# TASK REQUIREMENTS
Below is the data. Give it again, complete and exact.

# RECORDS PROVIDED
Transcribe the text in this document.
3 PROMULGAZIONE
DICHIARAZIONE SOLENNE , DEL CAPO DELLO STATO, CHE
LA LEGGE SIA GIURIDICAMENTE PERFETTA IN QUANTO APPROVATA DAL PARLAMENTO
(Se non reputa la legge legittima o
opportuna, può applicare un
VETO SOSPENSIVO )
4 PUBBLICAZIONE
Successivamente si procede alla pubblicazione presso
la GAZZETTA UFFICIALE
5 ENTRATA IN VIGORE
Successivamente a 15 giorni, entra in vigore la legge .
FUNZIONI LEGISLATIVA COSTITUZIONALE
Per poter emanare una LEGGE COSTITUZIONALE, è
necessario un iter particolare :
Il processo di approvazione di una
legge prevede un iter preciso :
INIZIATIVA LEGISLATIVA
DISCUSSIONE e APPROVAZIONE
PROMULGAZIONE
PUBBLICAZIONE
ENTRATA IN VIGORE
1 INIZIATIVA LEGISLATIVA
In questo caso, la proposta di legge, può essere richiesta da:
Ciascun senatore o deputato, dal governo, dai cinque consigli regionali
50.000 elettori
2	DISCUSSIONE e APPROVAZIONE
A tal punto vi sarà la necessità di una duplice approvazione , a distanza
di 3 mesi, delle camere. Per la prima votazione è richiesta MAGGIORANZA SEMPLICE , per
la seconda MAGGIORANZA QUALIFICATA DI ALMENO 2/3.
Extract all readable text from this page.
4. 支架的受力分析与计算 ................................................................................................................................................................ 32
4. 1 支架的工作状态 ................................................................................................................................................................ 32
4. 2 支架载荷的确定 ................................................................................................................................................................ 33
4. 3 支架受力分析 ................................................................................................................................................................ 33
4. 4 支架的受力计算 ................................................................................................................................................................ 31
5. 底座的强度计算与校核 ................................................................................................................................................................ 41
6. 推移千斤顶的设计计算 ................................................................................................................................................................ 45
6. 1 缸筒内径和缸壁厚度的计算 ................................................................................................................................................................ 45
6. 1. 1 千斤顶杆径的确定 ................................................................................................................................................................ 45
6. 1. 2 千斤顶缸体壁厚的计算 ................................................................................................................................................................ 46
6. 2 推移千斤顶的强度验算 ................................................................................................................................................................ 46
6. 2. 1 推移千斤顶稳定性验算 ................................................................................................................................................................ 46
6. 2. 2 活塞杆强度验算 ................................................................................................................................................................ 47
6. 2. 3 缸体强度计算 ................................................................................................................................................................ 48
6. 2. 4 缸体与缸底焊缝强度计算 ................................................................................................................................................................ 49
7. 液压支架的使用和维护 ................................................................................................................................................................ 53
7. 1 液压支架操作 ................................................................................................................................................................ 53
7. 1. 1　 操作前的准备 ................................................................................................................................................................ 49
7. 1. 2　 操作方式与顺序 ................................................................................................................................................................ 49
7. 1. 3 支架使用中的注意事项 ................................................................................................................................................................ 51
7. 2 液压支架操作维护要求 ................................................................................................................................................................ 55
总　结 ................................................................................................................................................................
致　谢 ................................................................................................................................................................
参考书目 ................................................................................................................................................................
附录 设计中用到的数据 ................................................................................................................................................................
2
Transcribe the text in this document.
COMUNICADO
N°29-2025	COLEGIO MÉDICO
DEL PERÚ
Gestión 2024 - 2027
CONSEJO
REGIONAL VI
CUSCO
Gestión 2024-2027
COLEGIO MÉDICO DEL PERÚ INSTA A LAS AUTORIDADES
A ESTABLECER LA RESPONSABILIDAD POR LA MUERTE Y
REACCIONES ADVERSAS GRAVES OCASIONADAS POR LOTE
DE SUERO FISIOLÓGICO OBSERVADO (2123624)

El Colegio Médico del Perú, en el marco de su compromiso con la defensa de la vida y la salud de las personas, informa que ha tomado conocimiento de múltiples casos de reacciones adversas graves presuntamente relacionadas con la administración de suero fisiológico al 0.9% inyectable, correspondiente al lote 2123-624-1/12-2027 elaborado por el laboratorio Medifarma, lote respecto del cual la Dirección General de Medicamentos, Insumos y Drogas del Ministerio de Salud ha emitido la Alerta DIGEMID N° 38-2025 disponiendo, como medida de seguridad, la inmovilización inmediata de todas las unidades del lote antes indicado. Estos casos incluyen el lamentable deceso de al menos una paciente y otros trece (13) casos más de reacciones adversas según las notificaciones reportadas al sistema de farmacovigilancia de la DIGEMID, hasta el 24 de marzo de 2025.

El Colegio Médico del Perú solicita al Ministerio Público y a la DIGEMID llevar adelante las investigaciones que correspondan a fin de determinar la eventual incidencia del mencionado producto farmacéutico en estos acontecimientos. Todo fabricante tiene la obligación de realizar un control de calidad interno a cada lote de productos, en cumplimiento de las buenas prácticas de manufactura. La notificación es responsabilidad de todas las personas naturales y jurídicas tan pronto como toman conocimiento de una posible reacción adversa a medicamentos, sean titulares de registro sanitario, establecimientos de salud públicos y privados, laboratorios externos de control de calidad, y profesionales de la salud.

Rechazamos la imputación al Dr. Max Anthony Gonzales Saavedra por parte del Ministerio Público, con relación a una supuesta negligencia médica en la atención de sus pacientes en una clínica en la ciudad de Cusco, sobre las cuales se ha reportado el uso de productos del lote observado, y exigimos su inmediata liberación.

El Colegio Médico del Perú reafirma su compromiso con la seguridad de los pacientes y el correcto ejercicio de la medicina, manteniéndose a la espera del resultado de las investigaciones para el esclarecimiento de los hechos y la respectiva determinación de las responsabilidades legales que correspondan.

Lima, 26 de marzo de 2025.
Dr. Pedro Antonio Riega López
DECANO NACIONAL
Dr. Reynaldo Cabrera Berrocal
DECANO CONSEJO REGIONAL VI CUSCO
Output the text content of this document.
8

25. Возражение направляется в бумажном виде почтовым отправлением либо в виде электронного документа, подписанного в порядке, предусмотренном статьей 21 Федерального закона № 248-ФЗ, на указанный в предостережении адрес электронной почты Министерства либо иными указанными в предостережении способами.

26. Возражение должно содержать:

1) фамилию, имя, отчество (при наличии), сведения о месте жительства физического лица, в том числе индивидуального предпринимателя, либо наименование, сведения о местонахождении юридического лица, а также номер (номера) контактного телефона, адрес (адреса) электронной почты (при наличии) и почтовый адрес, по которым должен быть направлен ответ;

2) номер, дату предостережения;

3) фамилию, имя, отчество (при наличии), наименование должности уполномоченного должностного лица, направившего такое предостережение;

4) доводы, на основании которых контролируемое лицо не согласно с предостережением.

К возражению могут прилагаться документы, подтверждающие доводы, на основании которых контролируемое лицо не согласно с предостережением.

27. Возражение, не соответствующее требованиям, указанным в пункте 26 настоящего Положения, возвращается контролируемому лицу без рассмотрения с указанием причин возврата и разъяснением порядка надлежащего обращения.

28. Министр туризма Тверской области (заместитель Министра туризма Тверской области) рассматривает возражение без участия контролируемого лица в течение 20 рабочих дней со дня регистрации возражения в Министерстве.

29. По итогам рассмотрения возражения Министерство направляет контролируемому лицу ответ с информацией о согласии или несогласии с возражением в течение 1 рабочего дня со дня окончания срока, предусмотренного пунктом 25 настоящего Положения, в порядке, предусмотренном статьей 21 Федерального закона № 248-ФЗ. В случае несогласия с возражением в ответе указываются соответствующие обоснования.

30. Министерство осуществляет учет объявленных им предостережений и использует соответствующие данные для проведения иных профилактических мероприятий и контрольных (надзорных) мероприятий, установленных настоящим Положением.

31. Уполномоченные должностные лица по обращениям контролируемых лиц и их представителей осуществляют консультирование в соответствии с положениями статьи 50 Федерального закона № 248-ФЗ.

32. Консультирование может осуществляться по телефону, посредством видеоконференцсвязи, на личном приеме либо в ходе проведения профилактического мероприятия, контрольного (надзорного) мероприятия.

# RESULT
Transcribe the text in this document.
3 PROMULGAZIONE
DICHIARAZIONE SOLENNE , DEL CAPO DELLO STATO, CHE
LA LEGGE SIA GIURIDICAMENTE PERFETTA IN QUANTO APPROVATA DAL PARLAMENTO
(Se non reputa la legge legittima o
opportuna, può applicare un
VETO SOSPENSIVO )
4 PUBBLICAZIONE
Successivamente si procede alla pubblicazione presso
la GAZZETTA UFFICIALE
5 ENTRATA IN VIGORE
Successivamente a 15 giorni, entra in vigore la legge .
FUNZIONI LEGISLATIVA COSTITUZIONALE
Per poter emanare una LEGGE COSTITUZIONALE, è
necessario un iter particolare :
Il processo di approvazione di una
legge prevede un iter preciso :
INIZIATIVA LEGISLATIVA
DISCUSSIONE e APPROVAZIONE
PROMULGAZIONE
PUBBLICAZIONE
ENTRATA IN VIGORE
1 INIZIATIVA LEGISLATIVA
In questo caso, la proposta di legge, può essere richiesta da:
Ciascun senatore o deputato, dal governo, dai cinque consigli regionali
50.000 elettori
2	DISCUSSIONE e APPROVAZIONE
A tal punto vi sarà la necessità di una duplice approvazione , a distanza
di 3 mesi, delle camere. Per la prima votazione è richiesta MAGGIORANZA SEMPLICE , per
la seconda MAGGIORANZA QUALIFICATA DI ALMENO 2/3.
Extract all readable text from this page.
4. 支架的受力分析与计算 ................................................................................................................................................................ 32
4. 1 支架的工作状态 ................................................................................................................................................................ 32
4. 2 支架载荷的确定 ................................................................................................................................................................ 33
4. 3 支架受力分析 ................................................................................................................................................................ 33
4. 4 支架的受力计算 ................................................................................................................................................................ 31
5. 底座的强度计算与校核 ................................................................................................................................................................ 41
6. 推移千斤顶的设计计算 ................................................................................................................................................................ 45
6. 1 缸筒内径和缸壁厚度的计算 ................................................................................................................................................................ 45
6. 1. 1 千斤顶杆径的确定 ................................................................................................................................................................ 45
6. 1. 2 千斤顶缸体壁厚的计算 ................................................................................................................................................................ 46
6. 2 推移千斤顶的强度验算 ................................................................................................................................................................ 46
6. 2. 1 推移千斤顶稳定性验算 ................................................................................................................................................................ 46
6. 2. 2 活塞杆强度验算 ................................................................................................................................................................ 47
6. 2. 3 缸体强度计算 ................................................................................................................................................................ 48
6. 2. 4 缸体与缸底焊缝强度计算 ................................................................................................................................................................ 49
7. 液压支架的使用和维护 ................................................................................................................................................................ 53
7. 1 液压支架操作 ................................................................................................................................................................ 53
7. 1. 1　 操作前的准备 ................................................................................................................................................................ 49
7. 1. 2　 操作方式与顺序 ................................................................................................................................................................ 49
7. 1. 3 支架使用中的注意事项 ................................................................................................................................................................ 51
7. 2 液压支架操作维护要求 ................................................................................................................................................................ 55
总　结 ................................................................................................................................................................
致　谢 ................................................................................................................................................................
参考书目 ................................................................................................................................................................
附录 设计中用到的数据 ................................................................................................................................................................
2
Transcribe the text in this document.
COMUNICADO
N°29-2025	COLEGIO MÉDICO
DEL PERÚ
Gestión 2024 - 2027
CONSEJO
REGIONAL VI
CUSCO
Gestión 2024-2027
COLEGIO MÉDICO DEL PERÚ INSTA A LAS AUTORIDADES
A ESTABLECER LA RESPONSABILIDAD POR LA MUERTE Y
REACCIONES ADVERSAS GRAVES OCASIONADAS POR LOTE
DE SUERO FISIOLÓGICO OBSERVADO (2123624)

El Colegio Médico del Perú, en el marco de su compromiso con la defensa de la vida y la salud de las personas, informa que ha tomado conocimiento de múltiples casos de reacciones adversas graves presuntamente relacionadas con la administración de suero fisiológico al 0.9% inyectable, correspondiente al lote 2123-624-1/12-2027 elaborado por el laboratorio Medifarma, lote respecto del cual la Dirección General de Medicamentos, Insumos y Drogas del Ministerio de Salud ha emitido la Alerta DIGEMID N° 38-2025 disponiendo, como medida de seguridad, la inmovilización inmediata de todas las unidades del lote antes indicado. Estos casos incluyen el lamentable deceso de al menos una paciente y otros trece (13) casos más de reacciones adversas según las notificaciones reportadas al sistema de farmacovigilancia de la DIGEMID, hasta el 24 de marzo de 2025.

El Colegio Médico del Perú solicita al Ministerio Público y a la DIGEMID llevar adelante las investigaciones que correspondan a fin de determinar la eventual incidencia del mencionado producto farmacéutico en estos acontecimientos. Todo fabricante tiene la obligación de realizar un control de calidad interno a cada lote de productos, en cumplimiento de las buenas prácticas de manufactura. La notificación es responsabilidad de todas las personas naturales y jurídicas tan pronto como toman conocimiento de una posible reacción adversa a medicamentos, sean titulares de registro sanitario, establecimientos de salud públicos y privados, laboratorios externos de control de calidad, y profesionales de la salud.

Rechazamos la imputación al Dr. Max Anthony Gonzales Saavedra por parte del Ministerio Público, con relación a una supuesta negligencia médica en la atención de sus pacientes en una clínica en la ciudad de Cusco, sobre las cuales se ha reportado el uso de productos del lote observado, y exigimos su inmediata liberación.

El Colegio Médico del Perú reafirma su compromiso con la seguridad de los pacientes y el correcto ejercicio de la medicina, manteniéndose a la espera del resultado de las investigaciones para el esclarecimiento de los hechos y la respectiva determinación de las responsabilidades legales que correspondan.

Lima, 26 de marzo de 2025.
Dr. Pedro Antonio Riega López
DECANO NACIONAL
Dr. Reynaldo Cabrera Berrocal
DECANO CONSEJO REGIONAL VI CUSCO
Output the text content of this document.
8

25. Возражение направляется в бумажном виде почтовым отправлением либо в виде электронного документа, подписанного в порядке, предусмотренном статьей 21 Федерального закона № 248-ФЗ, на указанный в предостережении адрес электронной почты Министерства либо иными указанными в предостережении способами.

26. Возражение должно содержать:

1) фамилию, имя, отчество (при наличии), сведения о месте жительства физического лица, в том числе индивидуального предпринимателя, либо наименование, сведения о местонахождении юридического лица, а также номер (номера) контактного телефона, адрес (адреса) электронной почты (при наличии) и почтовый адрес, по которым должен быть направлен ответ;

2) номер, дату предостережения;

3) фамилию, имя, отчество (при наличии), наименование должности уполномоченного должностного лица, направившего такое предостережение;

4) доводы, на основании которых контролируемое лицо не согласно с предостережением.

К возражению могут прилагаться документы, подтверждающие доводы, на основании которых контролируемое лицо не согласно с предостережением.

27. Возражение, не соответствующее требованиям, указанным в пункте 26 настоящего Положения, возвращается контролируемому лицу без рассмотрения с указанием причин возврата и разъяснением порядка надлежащего обращения.

28. Министр туризма Тверской области (заместитель Министра туризма Тверской области) рассматривает возражение без участия контролируемого лица в течение 20 рабочих дней со дня регистрации возражения в Министерстве.

29. По итогам рассмотрения возражения Министерство направляет контролируемому лицу ответ с информацией о согласии или несогласии с возражением в течение 1 рабочего дня со дня окончания срока, предусмотренного пунктом 25 настоящего Положения, в порядке, предусмотренном статьей 21 Федерального закона № 248-ФЗ. В случае несогласия с возражением в ответе указываются соответствующие обоснования.

30. Министерство осуществляет учет объявленных им предостережений и использует соответствующие данные для проведения иных профилактических мероприятий и контрольных (надзорных) мероприятий, установленных настоящим Положением.

31. Уполномоченные должностные лица по обращениям контролируемых лиц и их представителей осуществляют консультирование в соответствии с положениями статьи 50 Федерального закона № 248-ФЗ.

32. Консультирование может осуществляться по телефону, посредством видеоконференцсвязи, на личном приеме либо в ходе проведения профилактического мероприятия, контрольного (надзорного) мероприятия.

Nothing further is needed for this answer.